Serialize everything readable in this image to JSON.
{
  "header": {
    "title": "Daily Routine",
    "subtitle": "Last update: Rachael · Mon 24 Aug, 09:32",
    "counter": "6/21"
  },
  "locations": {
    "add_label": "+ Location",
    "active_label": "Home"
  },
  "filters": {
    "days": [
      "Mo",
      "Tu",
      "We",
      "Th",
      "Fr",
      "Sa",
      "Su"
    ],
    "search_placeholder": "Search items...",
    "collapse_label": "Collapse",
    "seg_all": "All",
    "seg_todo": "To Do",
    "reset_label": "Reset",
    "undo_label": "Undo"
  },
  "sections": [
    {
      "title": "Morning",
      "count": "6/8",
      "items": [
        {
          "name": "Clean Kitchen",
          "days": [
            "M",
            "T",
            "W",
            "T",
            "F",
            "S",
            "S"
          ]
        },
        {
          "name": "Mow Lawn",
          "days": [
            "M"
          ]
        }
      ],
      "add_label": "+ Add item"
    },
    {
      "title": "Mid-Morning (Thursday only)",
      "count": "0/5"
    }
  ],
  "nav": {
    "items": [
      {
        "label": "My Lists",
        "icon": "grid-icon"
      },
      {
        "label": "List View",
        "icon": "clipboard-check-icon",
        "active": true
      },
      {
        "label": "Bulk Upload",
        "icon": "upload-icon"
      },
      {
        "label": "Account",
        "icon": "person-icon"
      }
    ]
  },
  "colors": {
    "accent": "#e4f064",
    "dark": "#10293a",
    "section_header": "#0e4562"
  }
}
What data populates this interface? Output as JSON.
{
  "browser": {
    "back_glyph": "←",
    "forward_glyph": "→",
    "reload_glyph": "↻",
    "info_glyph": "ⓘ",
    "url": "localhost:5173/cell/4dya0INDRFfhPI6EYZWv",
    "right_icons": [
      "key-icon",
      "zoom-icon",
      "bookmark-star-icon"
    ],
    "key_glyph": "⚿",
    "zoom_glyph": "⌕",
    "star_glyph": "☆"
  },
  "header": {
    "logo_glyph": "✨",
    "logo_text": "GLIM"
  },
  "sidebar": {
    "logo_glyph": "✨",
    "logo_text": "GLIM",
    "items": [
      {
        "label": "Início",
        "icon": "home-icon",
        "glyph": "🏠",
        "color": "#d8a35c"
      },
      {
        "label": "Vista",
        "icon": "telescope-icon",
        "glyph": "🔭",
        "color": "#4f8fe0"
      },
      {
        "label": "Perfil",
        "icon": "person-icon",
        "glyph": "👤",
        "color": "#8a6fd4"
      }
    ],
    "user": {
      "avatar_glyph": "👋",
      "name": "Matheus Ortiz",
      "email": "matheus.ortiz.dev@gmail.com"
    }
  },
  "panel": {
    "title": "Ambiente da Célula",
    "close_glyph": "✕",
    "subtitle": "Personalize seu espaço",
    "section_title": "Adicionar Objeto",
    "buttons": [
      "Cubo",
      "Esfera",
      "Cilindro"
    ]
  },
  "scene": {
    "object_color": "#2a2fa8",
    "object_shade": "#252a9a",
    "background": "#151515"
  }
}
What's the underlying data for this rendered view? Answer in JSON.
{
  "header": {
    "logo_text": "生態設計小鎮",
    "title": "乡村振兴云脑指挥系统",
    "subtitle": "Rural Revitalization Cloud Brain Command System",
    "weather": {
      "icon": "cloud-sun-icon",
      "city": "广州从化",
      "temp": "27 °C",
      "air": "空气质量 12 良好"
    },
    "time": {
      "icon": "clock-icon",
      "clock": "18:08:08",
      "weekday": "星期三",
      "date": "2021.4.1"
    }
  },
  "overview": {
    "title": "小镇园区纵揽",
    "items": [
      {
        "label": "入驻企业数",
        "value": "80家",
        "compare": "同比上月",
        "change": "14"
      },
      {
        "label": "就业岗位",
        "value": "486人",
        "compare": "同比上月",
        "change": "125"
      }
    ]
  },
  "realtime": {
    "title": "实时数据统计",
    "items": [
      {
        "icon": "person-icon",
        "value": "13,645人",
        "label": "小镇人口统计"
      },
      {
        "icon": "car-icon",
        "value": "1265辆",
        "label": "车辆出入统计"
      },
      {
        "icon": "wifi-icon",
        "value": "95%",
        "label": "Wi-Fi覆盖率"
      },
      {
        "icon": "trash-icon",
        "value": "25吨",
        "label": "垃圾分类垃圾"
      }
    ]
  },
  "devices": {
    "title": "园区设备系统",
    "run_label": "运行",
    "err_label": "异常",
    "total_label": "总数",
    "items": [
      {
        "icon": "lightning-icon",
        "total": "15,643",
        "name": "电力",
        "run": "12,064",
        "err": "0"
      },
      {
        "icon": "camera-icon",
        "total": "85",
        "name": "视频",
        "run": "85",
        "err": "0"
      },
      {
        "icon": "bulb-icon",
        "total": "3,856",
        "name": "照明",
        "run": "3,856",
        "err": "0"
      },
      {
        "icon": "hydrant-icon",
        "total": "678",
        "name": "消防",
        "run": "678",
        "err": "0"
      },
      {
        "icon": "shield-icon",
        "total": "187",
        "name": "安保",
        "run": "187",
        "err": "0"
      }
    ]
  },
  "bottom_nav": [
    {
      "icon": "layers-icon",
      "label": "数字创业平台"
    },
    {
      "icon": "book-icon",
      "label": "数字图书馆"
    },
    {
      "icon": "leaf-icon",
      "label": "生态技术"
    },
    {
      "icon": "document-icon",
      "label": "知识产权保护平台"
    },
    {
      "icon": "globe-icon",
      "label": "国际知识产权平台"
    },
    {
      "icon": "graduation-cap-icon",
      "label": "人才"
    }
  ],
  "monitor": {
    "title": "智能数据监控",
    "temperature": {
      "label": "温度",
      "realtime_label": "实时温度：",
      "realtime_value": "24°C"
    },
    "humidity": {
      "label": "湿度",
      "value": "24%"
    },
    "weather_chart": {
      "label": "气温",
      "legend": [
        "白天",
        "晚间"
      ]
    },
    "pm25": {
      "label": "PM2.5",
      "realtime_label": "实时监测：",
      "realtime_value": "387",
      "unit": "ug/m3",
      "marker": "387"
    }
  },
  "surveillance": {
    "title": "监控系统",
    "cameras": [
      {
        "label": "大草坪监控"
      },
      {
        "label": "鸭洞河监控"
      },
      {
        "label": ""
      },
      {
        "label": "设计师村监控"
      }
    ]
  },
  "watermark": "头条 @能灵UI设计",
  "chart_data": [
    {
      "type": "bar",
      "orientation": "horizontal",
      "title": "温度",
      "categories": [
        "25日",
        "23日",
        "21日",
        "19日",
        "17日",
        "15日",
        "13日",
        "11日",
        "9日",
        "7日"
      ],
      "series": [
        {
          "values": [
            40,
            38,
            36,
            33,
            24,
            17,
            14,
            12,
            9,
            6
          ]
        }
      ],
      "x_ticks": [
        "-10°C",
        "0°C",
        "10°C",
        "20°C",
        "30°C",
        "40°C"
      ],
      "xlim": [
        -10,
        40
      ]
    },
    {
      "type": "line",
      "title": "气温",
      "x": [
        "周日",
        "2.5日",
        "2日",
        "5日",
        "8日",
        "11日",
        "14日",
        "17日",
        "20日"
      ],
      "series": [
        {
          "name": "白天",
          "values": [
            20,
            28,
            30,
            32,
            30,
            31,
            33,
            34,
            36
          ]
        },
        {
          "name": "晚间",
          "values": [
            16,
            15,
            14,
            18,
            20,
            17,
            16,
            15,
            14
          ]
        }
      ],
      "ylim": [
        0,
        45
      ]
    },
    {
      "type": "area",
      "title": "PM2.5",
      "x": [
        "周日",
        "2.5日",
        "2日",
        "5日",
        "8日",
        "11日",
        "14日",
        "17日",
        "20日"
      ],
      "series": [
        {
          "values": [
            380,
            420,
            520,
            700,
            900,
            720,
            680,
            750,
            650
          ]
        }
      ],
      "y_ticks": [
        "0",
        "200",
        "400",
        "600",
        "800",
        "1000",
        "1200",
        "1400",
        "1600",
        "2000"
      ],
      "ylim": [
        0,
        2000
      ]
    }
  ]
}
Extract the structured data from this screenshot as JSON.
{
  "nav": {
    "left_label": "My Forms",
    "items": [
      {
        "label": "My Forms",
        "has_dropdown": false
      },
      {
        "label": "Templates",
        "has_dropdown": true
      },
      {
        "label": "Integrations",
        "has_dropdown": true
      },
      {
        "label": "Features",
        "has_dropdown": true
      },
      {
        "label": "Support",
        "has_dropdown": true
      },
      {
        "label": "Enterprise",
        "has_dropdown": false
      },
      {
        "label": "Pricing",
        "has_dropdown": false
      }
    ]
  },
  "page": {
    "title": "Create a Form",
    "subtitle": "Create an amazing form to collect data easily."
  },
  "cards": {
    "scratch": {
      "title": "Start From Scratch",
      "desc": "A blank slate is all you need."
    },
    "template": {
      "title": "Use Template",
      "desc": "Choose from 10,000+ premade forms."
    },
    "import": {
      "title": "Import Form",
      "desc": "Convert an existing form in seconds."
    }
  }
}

#### WHAT NEEDS TO BE DONE:
Find all the lines containing "subtitle" in the material, then copy them.

#### TASK OUTPUT:
    "subtitle": "Last update: Rachael · Mon 24 Aug, 09:32",
    "subtitle": "Personalize seu espaço",
    "subtitle": "Rural Revitalization Cloud Brain Command System",
    "subtitle": "Create an amazing form to collect data easily."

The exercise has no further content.